(Source text)
**********

SELV smps eval kit for control algorithm design

[nimish]

Does a low voltage (<48Vac) dev platform exist that allows for safe development of PFC and other control algorithms without worry of isolation breaches exist? I want to explore some ideas but I also don't really want to deal with isolated probes and other safety reqs for handling energized components. The idea would be that the SMPS would be built as if it was dealing with mains but actually just takes input from a stepped down AC source.

[Faringdon]

You'd have to just buy a big mains transformer and use that as your input.
Youre better off just using mains and a diff probe though...wear safety specs in case of explosion.
Be careful not to touch stuff.
But yes you can use any  PFC chip with a 48VAC input...just change the dividers etc.
But you really want to be with the real mains.....partly because the feedback loop depends on the mains level...the multiplier does a vin^2 calc at least.

Safety regs are AYK,  not applicable to you  if you are just alone in a lab...do as you please.
I recomend proper ESD shoes...so you  dont get electrocuted and dont esd damage stuff.....dont touch 2 places at once on the pcb.......to be honest, i have had strong Lhand to Rhand 240vac mains.....it made my pecs vibrate!...but was painless and did no harm......but yes, be very very careful...specially with HVDC!!!

**********

(The problem) Output the forum thread on a low-voltage SMPS kit for control algorithm design in full, word for word. None of the records matter here.

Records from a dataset
**********

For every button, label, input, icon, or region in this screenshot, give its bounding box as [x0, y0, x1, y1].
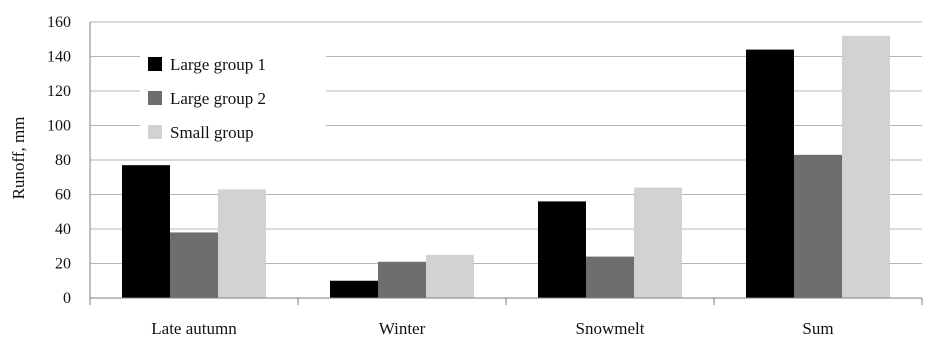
y-tick-label-40: 40 — [55, 221, 71, 238]
y-tick-label-140: 140 — [47, 49, 71, 66]
bar-late-autumn-large-group-1 — [122, 165, 170, 298]
bar-late-autumn-small-group — [218, 189, 266, 298]
legend: Large group 1 Large group 2 Small group — [140, 46, 326, 154]
bar-sum-large-group-1 — [746, 49, 794, 298]
legend-swatch-large-group-1 — [148, 57, 162, 71]
x-tick-label-late-autumn: Late autumn — [151, 319, 237, 337]
x-tick-label-snowmelt: Snowmelt — [576, 319, 645, 337]
bar-winter-large-group-1 — [330, 280, 378, 298]
legend-background — [140, 46, 326, 154]
legend-swatch-small-group — [148, 125, 162, 139]
y-tick-label-0: 0 — [63, 290, 71, 307]
y-tick-label-120: 120 — [47, 83, 71, 100]
y-tick-label-100: 100 — [47, 118, 71, 135]
bar-snowmelt-small-group — [634, 187, 682, 298]
bar-snowmelt-large-group-2 — [586, 256, 634, 298]
legend-label-large-group-2: Large group 2 — [170, 89, 266, 108]
y-tick-label-160: 160 — [47, 14, 71, 31]
legend-label-small-group: Small group — [170, 123, 254, 142]
axes: 0 20 40 60 80 100 120 140 160 Late autumn Winter Sn… — [47, 14, 923, 337]
y-tick-label-80: 80 — [55, 152, 71, 169]
legend-label-large-group-1: Large group 1 — [170, 55, 266, 74]
bar-winter-small-group — [426, 254, 474, 298]
bar-snowmelt-large-group-1 — [538, 201, 586, 298]
bar-sum-small-group — [842, 35, 890, 299]
legend-swatch-large-group-2 — [148, 91, 162, 105]
x-tick-label-sum: Sum — [802, 319, 833, 337]
x-tick-label-winter: Winter — [379, 319, 426, 337]
bar-sum-large-group-2 — [794, 154, 842, 298]
y-tick-label-60: 60 — [55, 187, 71, 204]
bars — [122, 35, 890, 299]
bar-winter-large-group-2 — [378, 261, 426, 298]
bar-late-autumn-large-group-2 — [170, 232, 218, 298]
y-tick-label-20: 20 — [55, 256, 71, 273]
y-axis-title: Runoff, mm — [9, 117, 28, 200]
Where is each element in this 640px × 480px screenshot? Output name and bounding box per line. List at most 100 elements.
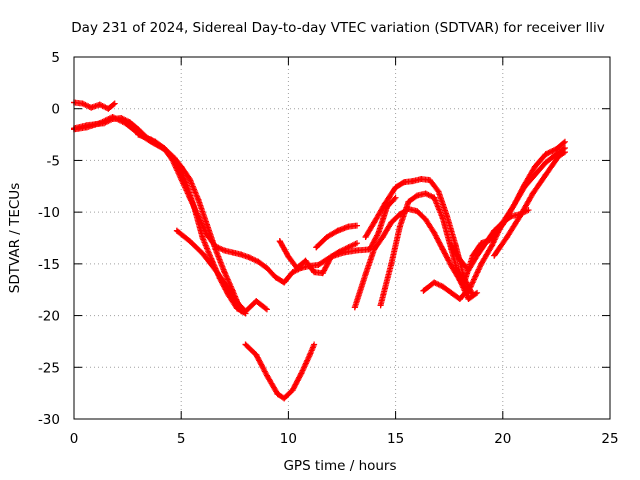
x-tick-label: 0 xyxy=(70,431,79,447)
x-tick-label: 20 xyxy=(494,431,511,447)
series-6 xyxy=(242,341,318,402)
data-point xyxy=(233,299,240,306)
data-point xyxy=(362,271,369,278)
data-point xyxy=(516,213,523,220)
data-point xyxy=(109,113,116,120)
data-point xyxy=(221,247,228,254)
data-point xyxy=(555,153,562,160)
data-point xyxy=(253,298,260,305)
data-point xyxy=(474,289,481,296)
data-point xyxy=(542,171,549,178)
data-point xyxy=(426,177,433,184)
y-axis-label: SDTVAR / TECUs xyxy=(7,183,23,293)
data-point xyxy=(83,124,90,131)
data-point xyxy=(111,100,118,107)
data-point xyxy=(186,176,193,183)
data-point xyxy=(225,285,232,292)
data-point xyxy=(456,296,463,303)
data-point xyxy=(263,264,270,271)
data-point xyxy=(362,233,369,240)
data-point xyxy=(392,184,399,191)
data-point xyxy=(345,223,352,230)
data-point xyxy=(478,260,485,267)
data-point xyxy=(439,283,446,290)
data-point xyxy=(345,244,352,251)
data-point xyxy=(392,194,399,201)
data-point xyxy=(195,196,202,203)
data-points xyxy=(71,99,568,402)
data-point xyxy=(418,176,425,183)
data-point xyxy=(531,163,538,170)
x-tick-label: 10 xyxy=(280,431,297,447)
data-point xyxy=(414,208,421,215)
data-point xyxy=(510,202,517,209)
series-5 xyxy=(173,227,270,315)
data-point xyxy=(293,264,300,271)
data-point xyxy=(354,240,361,247)
data-point xyxy=(465,267,472,274)
chart-title: Day 231 of 2024, Sidereal Day-to-day VTE… xyxy=(71,20,604,36)
data-point xyxy=(328,253,335,260)
data-point xyxy=(274,391,281,398)
data-point xyxy=(491,252,498,259)
data-point xyxy=(221,268,228,275)
data-point xyxy=(379,233,386,240)
data-point xyxy=(199,235,206,241)
data-point xyxy=(439,215,446,222)
data-point xyxy=(148,136,155,143)
data-point xyxy=(431,229,438,236)
data-point xyxy=(319,270,326,277)
x-axis-label: GPS time / hours xyxy=(283,458,396,474)
plot-frame xyxy=(73,56,611,420)
data-point xyxy=(381,200,388,207)
data-point xyxy=(531,171,538,178)
data-point xyxy=(122,120,129,127)
data-point xyxy=(388,260,395,267)
data-point xyxy=(456,256,463,263)
y-tick-label: -25 xyxy=(38,360,60,376)
data-point xyxy=(96,120,103,127)
data-trail xyxy=(388,225,403,267)
data-point xyxy=(448,289,455,296)
data-point xyxy=(542,159,549,166)
data-point xyxy=(377,302,384,309)
data-point xyxy=(323,233,330,240)
data-point xyxy=(431,279,438,286)
data-point xyxy=(354,247,361,254)
data-point xyxy=(229,249,236,256)
data-point xyxy=(491,227,498,234)
data-point xyxy=(105,105,112,112)
data-point xyxy=(561,149,568,156)
data-point xyxy=(212,267,219,274)
data-point xyxy=(161,145,168,152)
data-point xyxy=(371,219,378,226)
data-point xyxy=(336,248,343,255)
data-point xyxy=(499,219,506,226)
data-point xyxy=(561,138,568,145)
grid-lines xyxy=(74,57,610,419)
data-point xyxy=(452,264,459,271)
data-point xyxy=(482,240,489,247)
data-point xyxy=(311,269,318,276)
data-point xyxy=(542,151,549,158)
data-point xyxy=(173,227,180,234)
data-point xyxy=(203,221,210,228)
data-point xyxy=(388,219,395,226)
data-point xyxy=(96,101,103,108)
data-point xyxy=(281,279,288,286)
data-point xyxy=(186,238,193,245)
series-9 xyxy=(351,206,472,311)
data-point xyxy=(315,261,322,268)
series-15 xyxy=(491,149,568,259)
data-point xyxy=(285,253,292,260)
data-point xyxy=(298,370,305,377)
data-point xyxy=(474,252,481,259)
data-point xyxy=(508,213,515,220)
data-point xyxy=(351,304,358,311)
data-point xyxy=(253,351,260,358)
series-2 xyxy=(71,115,399,286)
data-point xyxy=(375,229,382,236)
data-point xyxy=(409,178,416,185)
data-point xyxy=(396,211,403,218)
data-point xyxy=(171,155,178,162)
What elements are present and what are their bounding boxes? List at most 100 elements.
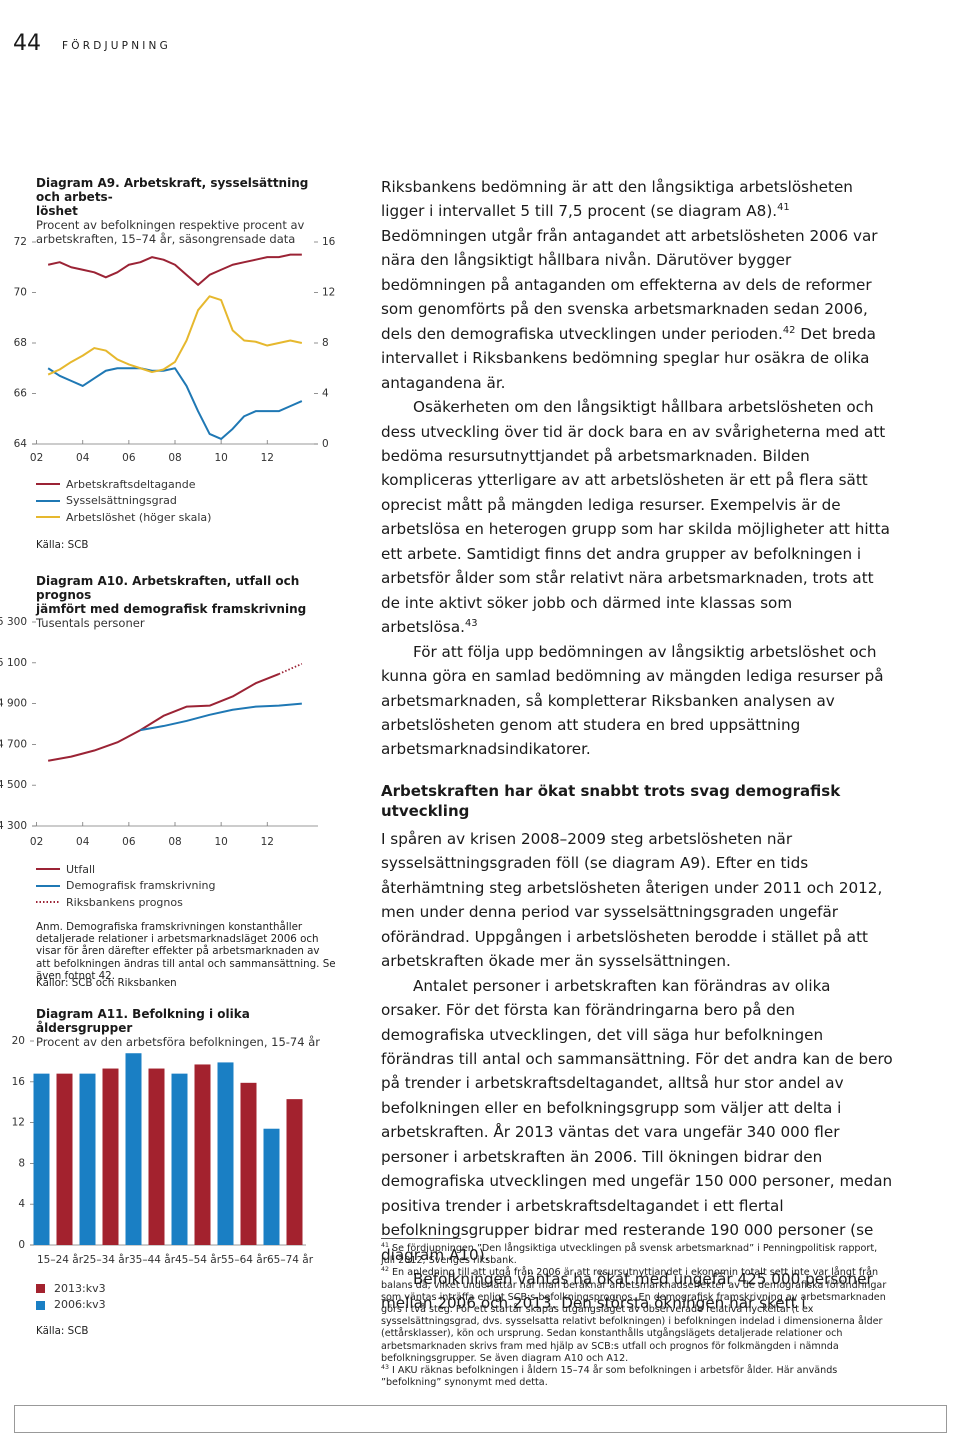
footnote-ref: 43 (464, 618, 478, 630)
x-tick-label: 12 (261, 452, 274, 464)
footnote-number: 42 (381, 1266, 389, 1274)
bar (286, 1099, 303, 1245)
footnote-ref: 42 (782, 324, 796, 336)
legend-label: Sysselsättningsgrad (66, 494, 177, 508)
y-tick-label: 0 (18, 1239, 25, 1251)
chart-title: Diagram A11. Befolkning i olika åldersgr… (36, 1007, 336, 1035)
section-heading: Arbetskraften har ökat snabbt trots svag… (381, 781, 841, 820)
chart-title-block: Diagram A10. Arbetskraften, utfall och p… (36, 574, 336, 630)
chart-title-line: Diagram A11. Befolkning i olika åldersgr… (36, 1007, 250, 1035)
x-tick-label: 10 (214, 836, 227, 848)
text-run: Befolkningen väntas ha ökat med ungefär … (381, 1270, 873, 1313)
legend-swatch (36, 1284, 45, 1294)
x-tick-label: 04 (76, 452, 90, 464)
footnote-number: 43 (381, 1363, 389, 1371)
legend-entry: Riksbankens prognos (36, 894, 215, 911)
footnote-ref: 41 (777, 202, 790, 214)
chart-subtitle: Procent av den arbetsföra befolkningen, … (36, 1035, 320, 1049)
legend-entry: Sysselsättningsgrad (36, 493, 211, 510)
series-line (47, 295, 303, 376)
legend-label: 2013:kv3 (54, 1281, 106, 1295)
legend-square (36, 1300, 45, 1310)
y2-tick-label: 16 (322, 236, 336, 248)
bar (240, 1082, 257, 1245)
legend: Utfall Demografisk framskrivning Riksbanke… (36, 861, 215, 911)
text-run: Osäkerheten om den långsiktigt hållbara … (381, 398, 890, 637)
y-tick-label: 4 700 (0, 738, 27, 750)
paragraph: I spåren av krisen 2008–2009 steg arbets… (381, 827, 893, 974)
legend-label: Riksbankens prognos (66, 895, 183, 909)
x-tick-label: 15–24 år (37, 1253, 84, 1266)
chart-title-block: Diagram A9. Arbetskraft, sysselsättning … (36, 176, 336, 246)
legend-entry: 2006:kv3 (36, 1297, 106, 1314)
footnote-text: Se fördjupningen ”Den långsiktiga utveck… (381, 1243, 878, 1267)
y2-tick-label: 0 (322, 438, 329, 450)
legend-swatch (36, 884, 60, 887)
footnote: 43 I AKU räknas befolkningen i åldern 15… (381, 1363, 893, 1389)
series-line (278, 662, 303, 675)
chart-subtitle: Procent av befolkningen respektive proce… (36, 218, 305, 246)
series-line (140, 702, 302, 732)
legend-label: Arbetskraftsdeltagande (66, 477, 196, 491)
footnote-text: I AKU räknas befolkningen i åldern 15–74… (381, 1365, 838, 1389)
section-label: FÖRDJUPNING (62, 40, 171, 52)
y-tick-label: 5 100 (0, 657, 27, 669)
legend-swatch (36, 499, 60, 502)
y-tick-label: 12 (12, 1117, 25, 1129)
y-tick-label: 66 (14, 388, 28, 400)
y-tick-label: 64 (14, 438, 28, 450)
legend-swatch (36, 516, 60, 519)
legend-square (36, 1284, 45, 1294)
x-tick-label: 06 (122, 452, 136, 464)
y-tick-label: 20 (12, 1035, 25, 1047)
footnote-number: 41 (381, 1241, 389, 1249)
bar (125, 1053, 142, 1245)
x-tick-label: 65–74 år (267, 1253, 314, 1266)
text-run: Antalet personer i arbetskraften kan för… (381, 976, 893, 1264)
series-line (47, 367, 303, 440)
y-tick-label: 5 300 (0, 616, 27, 628)
footer-frame (14, 1405, 947, 1433)
x-tick-label: 08 (168, 452, 181, 464)
legend-entry: Demografisk framskrivning (36, 878, 215, 895)
bar (217, 1062, 234, 1245)
legend-entry: Arbetskraftsdeltagande (36, 476, 211, 493)
chart-title-block: Diagram A11. Befolkning i olika åldersgr… (36, 1007, 336, 1049)
paragraph: Osäkerheten om den långsiktigt hållbara … (381, 395, 893, 640)
legend-label: Arbetslöshet (höger skala) (66, 510, 212, 524)
bar (33, 1073, 50, 1245)
y-tick-label: 72 (14, 236, 27, 248)
bar (56, 1073, 73, 1245)
x-tick-label: 02 (30, 452, 43, 464)
x-tick-label: 25–34 år (83, 1253, 130, 1266)
text-run: Det breda intervallet i Riksbankens bedö… (381, 324, 876, 392)
y2-tick-label: 12 (322, 287, 335, 299)
y-tick-label: 70 (14, 287, 27, 299)
y-tick-label: 4 300 (0, 820, 27, 832)
legend-label: Demografisk framskrivning (66, 879, 216, 893)
bar (171, 1073, 188, 1245)
x-tick-label: 02 (30, 836, 43, 848)
legend-swatch (36, 483, 60, 486)
bar (79, 1073, 96, 1245)
paragraph: Befolkningen väntas ha ökat med ungefär … (381, 1267, 893, 1316)
bar (263, 1128, 280, 1245)
legend-swatch (36, 1300, 45, 1310)
chart-subtitle: Tusentals personer (36, 616, 145, 630)
chart-source: Källor: SCB och Riksbanken (36, 977, 177, 989)
x-tick-label: 35–44 år (129, 1253, 176, 1266)
bar (102, 1068, 119, 1245)
legend-label: 2006:kv3 (54, 1298, 106, 1312)
chart-title-line: Diagram A10. Arbetskraften, utfall och p… (36, 574, 300, 602)
footnote: 41 Se fördjupningen ”Den långsiktiga utv… (381, 1241, 893, 1267)
y-tick-label: 68 (14, 337, 27, 349)
x-tick-label: 04 (76, 836, 90, 848)
text-run: Bedömningen utgår från antagandet att ar… (381, 226, 878, 343)
x-tick-label: 45–54 år (175, 1253, 222, 1266)
chart-source: Källa: SCB (36, 539, 89, 551)
y-tick-label: 8 (18, 1157, 25, 1169)
legend: 2013:kv3 2006:kv3 (36, 1280, 106, 1313)
bar (194, 1064, 211, 1245)
chart-title: Diagram A10. Arbetskraften, utfall och p… (36, 574, 336, 616)
paragraph: Riksbankens bedömning är att den långsik… (381, 175, 893, 395)
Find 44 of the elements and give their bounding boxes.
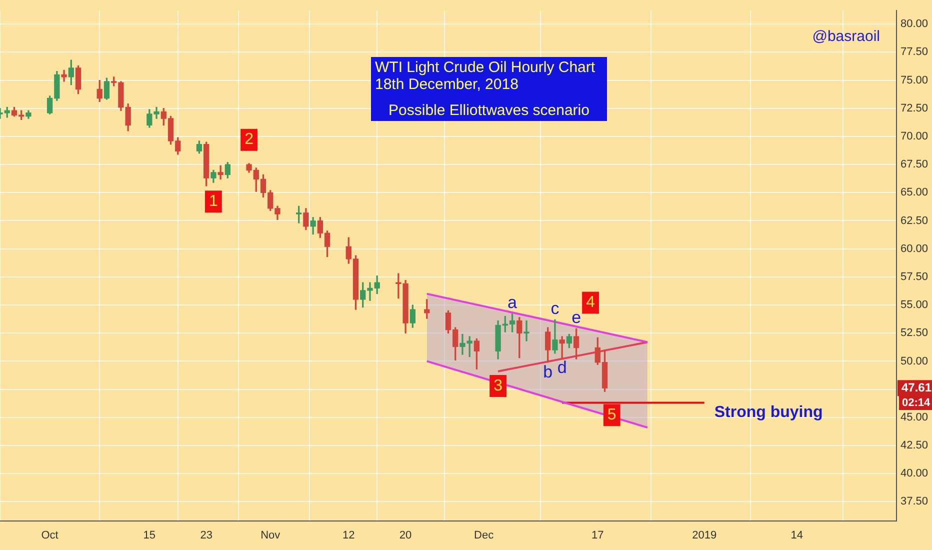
annotation: 2 <box>244 131 254 148</box>
annotation: 4 <box>586 294 596 312</box>
y-tick-label: 37.50 <box>900 496 928 508</box>
annotation: e <box>572 308 582 327</box>
y-tick-label: 50.00 <box>900 355 928 368</box>
y-tick-label: 60.00 <box>900 242 928 255</box>
y-tick-label: 45.00 <box>900 411 928 424</box>
x-tick-label: 20 <box>399 529 412 542</box>
x-tick-label: Oct <box>41 529 58 542</box>
x-tick-label: Dec <box>474 529 494 542</box>
y-tick-label: 65.00 <box>900 186 928 199</box>
annotation: 5 <box>607 406 616 424</box>
annotation: c <box>550 298 560 318</box>
x-tick-label: 14 <box>790 529 803 542</box>
x-tick-label: 12 <box>342 529 355 542</box>
y-tick-label: 40.00 <box>900 468 928 480</box>
y-tick-label: 62.50 <box>900 214 928 227</box>
x-tick-label: Nov <box>260 529 281 542</box>
text: WTI Light Crude Oil Hourly Chart <box>375 59 596 76</box>
annotation: 1 <box>208 193 218 210</box>
y-tick-label: 42.50 <box>900 440 928 452</box>
annotation: @basraoil <box>812 28 880 45</box>
x-tick-label: 17 <box>592 529 604 542</box>
text: 18th December, 2018 <box>375 76 520 93</box>
annotation: 47.61 <box>901 380 932 394</box>
y-tick-label: 57.50 <box>900 270 928 283</box>
x-tick-label: 23 <box>200 529 212 542</box>
annotation: Possible Elliottwaves scenario <box>388 102 590 119</box>
y-tick-label: 55.00 <box>900 299 928 312</box>
y-tick-label: 75.00 <box>900 74 928 86</box>
x-tick-label: 15 <box>143 529 156 542</box>
y-tick-label: 72.50 <box>900 102 928 114</box>
annotation: d <box>557 358 567 378</box>
annotation: b <box>543 362 553 382</box>
annotation: a <box>508 293 518 312</box>
x-tick-label: 2019 <box>692 529 717 542</box>
y-tick-label: 70.00 <box>900 130 928 142</box>
annotation: Strong buying <box>714 404 823 422</box>
annotation: 3 <box>494 377 503 394</box>
y-tick-label: 77.50 <box>900 46 928 58</box>
y-tick-label: 52.50 <box>900 327 928 340</box>
y-tick-label: 80.00 <box>900 18 928 30</box>
y-tick-label: 67.50 <box>900 158 928 171</box>
text: 02:14 <box>899 396 932 410</box>
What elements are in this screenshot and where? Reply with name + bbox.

**********

(Output of the exercise)
SELV smps eval kit for control algorithm design

[nimish]

Does a low voltage (<48Vac) dev platform exist that allows for safe development of PFC and other control algorithms without worry of isolation breaches exist? I want to explore some ideas but I also don't really want to deal with isolated probes and other safety reqs for handling energized components. The idea would be that the SMPS would be built as if it was dealing with mains but actually just takes input from a stepped down AC source.

[Faringdon]

You'd have to just buy a big mains transformer and use that as your input.
Youre better off just using mains and a diff probe though...wear safety specs in case of explosion.
Be careful not to touch stuff.
But yes you can use any  PFC chip with a 48VAC input...just change the dividers etc.
But you really want to be with the real mains.....partly because the feedback loop depends on the mains level...the multiplier does a vin^2 calc at least.

Safety regs are AYK,  not applicable to you  if you are just alone in a lab...do as you please.
I recomend proper ESD shoes...so you  dont get electrocuted and dont esd damage stuff.....dont touch 2 places at once on the pcb.......to be honest, i have had strong Lhand to Rhand 240vac mains.....it made my pecs vibrate!...but was painless and did no harm......but yes, be very very careful...specially with HVDC!!!